Exercise task.
How many lines in this data contain the string "inspection"? Reply with the number only.

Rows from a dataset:
--------------------
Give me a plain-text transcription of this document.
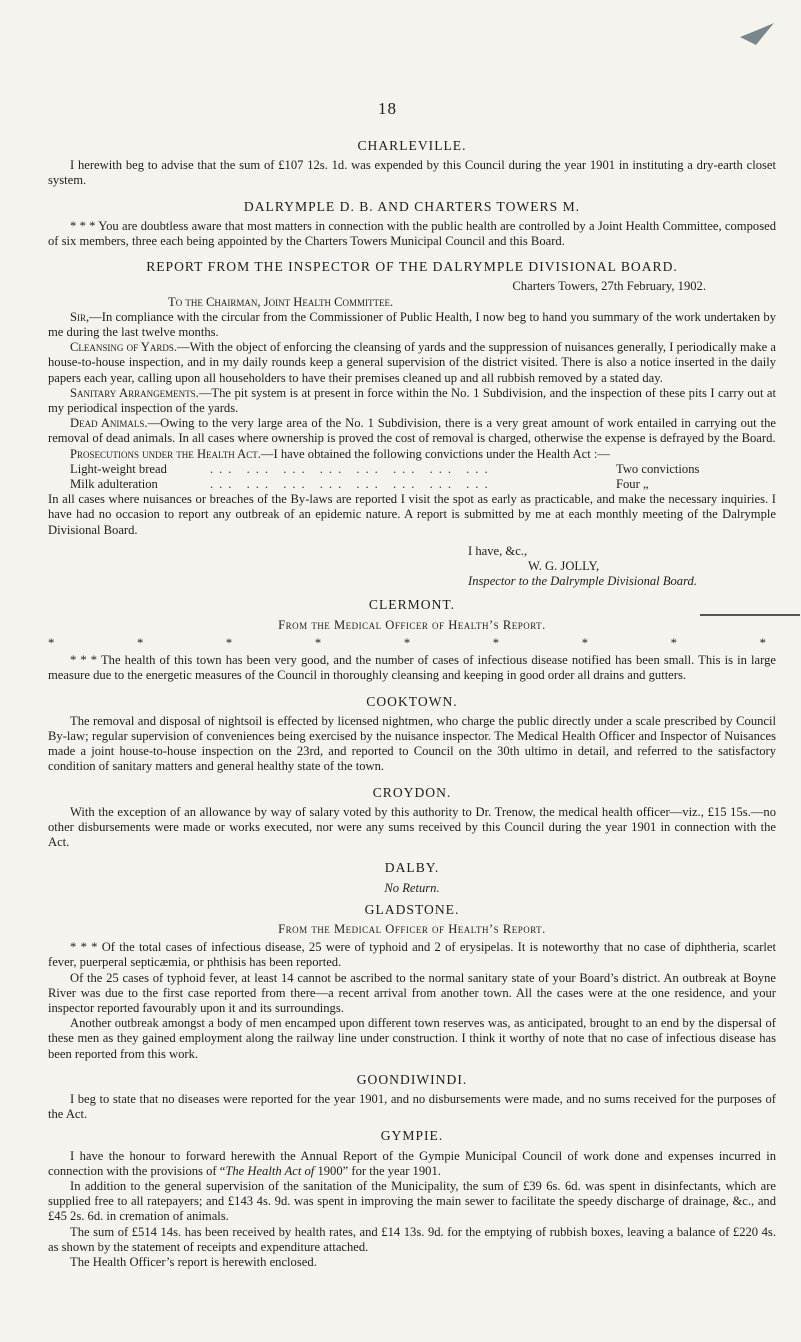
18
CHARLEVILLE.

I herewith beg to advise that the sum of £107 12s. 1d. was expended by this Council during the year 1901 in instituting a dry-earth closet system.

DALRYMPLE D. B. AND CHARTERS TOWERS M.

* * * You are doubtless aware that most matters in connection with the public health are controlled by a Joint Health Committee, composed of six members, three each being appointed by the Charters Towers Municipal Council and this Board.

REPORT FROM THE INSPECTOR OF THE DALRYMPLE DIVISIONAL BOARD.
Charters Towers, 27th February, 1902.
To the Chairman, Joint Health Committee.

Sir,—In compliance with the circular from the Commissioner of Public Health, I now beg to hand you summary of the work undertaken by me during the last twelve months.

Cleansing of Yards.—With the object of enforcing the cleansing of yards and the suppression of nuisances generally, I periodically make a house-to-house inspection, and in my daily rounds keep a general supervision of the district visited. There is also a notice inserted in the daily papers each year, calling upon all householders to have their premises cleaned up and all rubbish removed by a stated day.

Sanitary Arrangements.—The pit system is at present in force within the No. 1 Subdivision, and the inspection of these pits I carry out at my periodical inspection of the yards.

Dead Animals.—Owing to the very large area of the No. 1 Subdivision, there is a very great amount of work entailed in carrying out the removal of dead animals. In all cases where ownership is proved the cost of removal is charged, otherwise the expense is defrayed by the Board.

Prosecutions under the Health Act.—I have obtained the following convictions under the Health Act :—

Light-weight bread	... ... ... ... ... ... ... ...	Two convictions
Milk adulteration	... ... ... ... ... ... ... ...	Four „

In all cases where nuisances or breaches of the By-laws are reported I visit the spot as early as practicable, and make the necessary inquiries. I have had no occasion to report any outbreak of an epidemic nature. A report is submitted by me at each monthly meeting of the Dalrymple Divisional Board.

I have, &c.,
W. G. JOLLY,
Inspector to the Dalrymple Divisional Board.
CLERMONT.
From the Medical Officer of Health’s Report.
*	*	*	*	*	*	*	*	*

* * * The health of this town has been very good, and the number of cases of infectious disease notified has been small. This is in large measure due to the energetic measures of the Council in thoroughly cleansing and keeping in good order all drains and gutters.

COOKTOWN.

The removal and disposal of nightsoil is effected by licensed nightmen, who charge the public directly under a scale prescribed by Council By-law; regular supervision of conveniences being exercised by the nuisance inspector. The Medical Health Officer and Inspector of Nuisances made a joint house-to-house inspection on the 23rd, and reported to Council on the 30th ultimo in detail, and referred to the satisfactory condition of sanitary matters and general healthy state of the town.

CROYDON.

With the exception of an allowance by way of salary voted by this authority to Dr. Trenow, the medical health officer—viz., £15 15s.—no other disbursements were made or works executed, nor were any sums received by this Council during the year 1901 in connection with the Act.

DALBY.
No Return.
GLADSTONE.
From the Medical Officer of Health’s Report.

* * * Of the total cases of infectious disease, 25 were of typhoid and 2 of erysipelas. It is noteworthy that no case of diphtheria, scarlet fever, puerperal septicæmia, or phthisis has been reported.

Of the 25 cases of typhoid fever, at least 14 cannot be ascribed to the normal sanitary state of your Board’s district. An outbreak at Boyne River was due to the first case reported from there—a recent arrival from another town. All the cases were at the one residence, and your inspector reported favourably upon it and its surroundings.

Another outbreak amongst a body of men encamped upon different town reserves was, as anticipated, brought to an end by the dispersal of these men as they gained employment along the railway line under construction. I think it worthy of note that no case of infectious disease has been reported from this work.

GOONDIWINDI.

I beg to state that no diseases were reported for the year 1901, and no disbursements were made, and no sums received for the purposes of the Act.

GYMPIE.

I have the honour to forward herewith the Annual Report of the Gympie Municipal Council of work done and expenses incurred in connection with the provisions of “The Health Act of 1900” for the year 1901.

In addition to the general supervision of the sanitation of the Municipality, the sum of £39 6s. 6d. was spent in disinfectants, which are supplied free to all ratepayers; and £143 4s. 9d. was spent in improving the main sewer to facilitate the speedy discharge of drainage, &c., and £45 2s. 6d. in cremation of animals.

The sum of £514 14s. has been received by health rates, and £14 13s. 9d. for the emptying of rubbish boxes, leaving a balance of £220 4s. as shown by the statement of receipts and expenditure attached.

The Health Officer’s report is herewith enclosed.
--------------------
Output for this exercise.
3